# Task description
Work through the data line by line, gathering every line that has the word "friends".

* BEGIN *

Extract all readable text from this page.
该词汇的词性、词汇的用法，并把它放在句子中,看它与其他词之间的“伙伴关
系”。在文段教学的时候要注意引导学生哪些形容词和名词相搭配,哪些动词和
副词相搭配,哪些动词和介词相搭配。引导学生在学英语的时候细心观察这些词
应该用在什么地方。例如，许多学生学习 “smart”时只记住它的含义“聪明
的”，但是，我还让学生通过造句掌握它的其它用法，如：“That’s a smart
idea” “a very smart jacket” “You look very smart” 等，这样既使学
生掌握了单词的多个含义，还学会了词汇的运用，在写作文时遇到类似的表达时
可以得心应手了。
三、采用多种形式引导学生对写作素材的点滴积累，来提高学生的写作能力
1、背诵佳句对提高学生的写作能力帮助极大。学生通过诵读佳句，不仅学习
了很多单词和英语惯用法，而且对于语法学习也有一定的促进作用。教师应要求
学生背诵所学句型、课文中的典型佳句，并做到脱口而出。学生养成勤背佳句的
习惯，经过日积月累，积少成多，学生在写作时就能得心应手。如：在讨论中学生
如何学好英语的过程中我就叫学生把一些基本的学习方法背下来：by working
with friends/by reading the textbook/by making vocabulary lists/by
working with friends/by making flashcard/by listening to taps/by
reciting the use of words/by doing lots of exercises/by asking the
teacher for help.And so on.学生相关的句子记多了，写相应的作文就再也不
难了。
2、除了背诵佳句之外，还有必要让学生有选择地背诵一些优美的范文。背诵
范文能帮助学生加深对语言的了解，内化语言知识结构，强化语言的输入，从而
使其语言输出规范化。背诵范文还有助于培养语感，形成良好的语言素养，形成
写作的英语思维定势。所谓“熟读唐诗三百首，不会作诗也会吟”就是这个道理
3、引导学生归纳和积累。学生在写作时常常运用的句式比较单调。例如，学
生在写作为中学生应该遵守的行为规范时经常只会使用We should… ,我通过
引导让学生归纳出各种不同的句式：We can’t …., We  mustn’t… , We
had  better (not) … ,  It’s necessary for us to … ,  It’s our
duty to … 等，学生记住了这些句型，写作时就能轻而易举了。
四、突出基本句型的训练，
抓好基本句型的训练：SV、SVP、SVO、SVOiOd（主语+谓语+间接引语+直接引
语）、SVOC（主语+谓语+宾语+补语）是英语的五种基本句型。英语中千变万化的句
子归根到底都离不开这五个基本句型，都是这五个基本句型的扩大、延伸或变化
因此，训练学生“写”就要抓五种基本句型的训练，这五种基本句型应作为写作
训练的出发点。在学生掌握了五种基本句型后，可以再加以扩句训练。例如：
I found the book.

* END *

# Right answer
with friends/by reading the textbook/by making vocabulary lists/by
working with friends/by making flashcard/by listening to taps/by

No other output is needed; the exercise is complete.